SET PROBLEM = Extract every entry word for word.

DATASET ROWS =
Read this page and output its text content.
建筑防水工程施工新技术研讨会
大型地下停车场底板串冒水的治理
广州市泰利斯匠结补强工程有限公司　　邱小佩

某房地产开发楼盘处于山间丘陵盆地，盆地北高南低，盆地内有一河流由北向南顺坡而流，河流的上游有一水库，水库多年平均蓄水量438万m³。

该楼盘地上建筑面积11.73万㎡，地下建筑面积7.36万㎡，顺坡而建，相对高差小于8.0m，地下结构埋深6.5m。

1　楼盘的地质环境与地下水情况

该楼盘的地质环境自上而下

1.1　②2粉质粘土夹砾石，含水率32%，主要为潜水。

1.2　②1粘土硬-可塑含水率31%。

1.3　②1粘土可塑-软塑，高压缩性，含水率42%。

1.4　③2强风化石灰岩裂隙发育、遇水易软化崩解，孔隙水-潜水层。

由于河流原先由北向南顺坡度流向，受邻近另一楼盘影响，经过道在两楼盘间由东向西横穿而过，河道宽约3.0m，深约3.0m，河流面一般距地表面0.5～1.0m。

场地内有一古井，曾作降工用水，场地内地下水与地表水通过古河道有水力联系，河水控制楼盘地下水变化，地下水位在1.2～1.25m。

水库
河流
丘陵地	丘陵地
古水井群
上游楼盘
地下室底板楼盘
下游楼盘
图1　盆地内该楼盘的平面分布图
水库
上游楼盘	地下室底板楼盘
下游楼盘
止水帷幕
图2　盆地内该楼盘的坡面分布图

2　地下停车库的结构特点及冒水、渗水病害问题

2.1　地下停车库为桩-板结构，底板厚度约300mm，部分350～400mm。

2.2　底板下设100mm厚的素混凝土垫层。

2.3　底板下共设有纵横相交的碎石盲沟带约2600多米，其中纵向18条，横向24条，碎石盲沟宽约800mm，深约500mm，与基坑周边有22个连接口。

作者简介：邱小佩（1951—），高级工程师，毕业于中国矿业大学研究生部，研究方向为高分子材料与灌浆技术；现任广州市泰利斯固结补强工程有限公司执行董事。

EXERCISE RESULT =
Read this page and output its text content.
建筑防水工程施工新技术研讨会
大型地下停车场底板串冒水的治理
广州市泰利斯匠结补强工程有限公司　　邱小佩

某房地产开发楼盘处于山间丘陵盆地，盆地北高南低，盆地内有一河流由北向南顺坡而流，河流的上游有一水库，水库多年平均蓄水量438万m³。

该楼盘地上建筑面积11.73万㎡，地下建筑面积7.36万㎡，顺坡而建，相对高差小于8.0m，地下结构埋深6.5m。

1　楼盘的地质环境与地下水情况

该楼盘的地质环境自上而下

1.1　②2粉质粘土夹砾石，含水率32%，主要为潜水。

1.2　②1粘土硬-可塑含水率31%。

1.3　②1粘土可塑-软塑，高压缩性，含水率42%。

1.4　③2强风化石灰岩裂隙发育、遇水易软化崩解，孔隙水-潜水层。

由于河流原先由北向南顺坡度流向，受邻近另一楼盘影响，经过道在两楼盘间由东向西横穿而过，河道宽约3.0m，深约3.0m，河流面一般距地表面0.5～1.0m。

场地内有一古井，曾作降工用水，场地内地下水与地表水通过古河道有水力联系，河水控制楼盘地下水变化，地下水位在1.2～1.25m。

水库
河流
丘陵地	丘陵地
古水井群
上游楼盘
地下室底板楼盘
下游楼盘
图1　盆地内该楼盘的平面分布图
水库
上游楼盘	地下室底板楼盘
下游楼盘
止水帷幕
图2　盆地内该楼盘的坡面分布图

2　地下停车库的结构特点及冒水、渗水病害问题

2.1　地下停车库为桩-板结构，底板厚度约300mm，部分350～400mm。

2.2　底板下设100mm厚的素混凝土垫层。

2.3　底板下共设有纵横相交的碎石盲沟带约2600多米，其中纵向18条，横向24条，碎石盲沟宽约800mm，深约500mm，与基坑周边有22个连接口。

作者简介：邱小佩（1951—），高级工程师，毕业于中国矿业大学研究生部，研究方向为高分子材料与灌浆技术；现任广州市泰利斯固结补强工程有限公司执行董事。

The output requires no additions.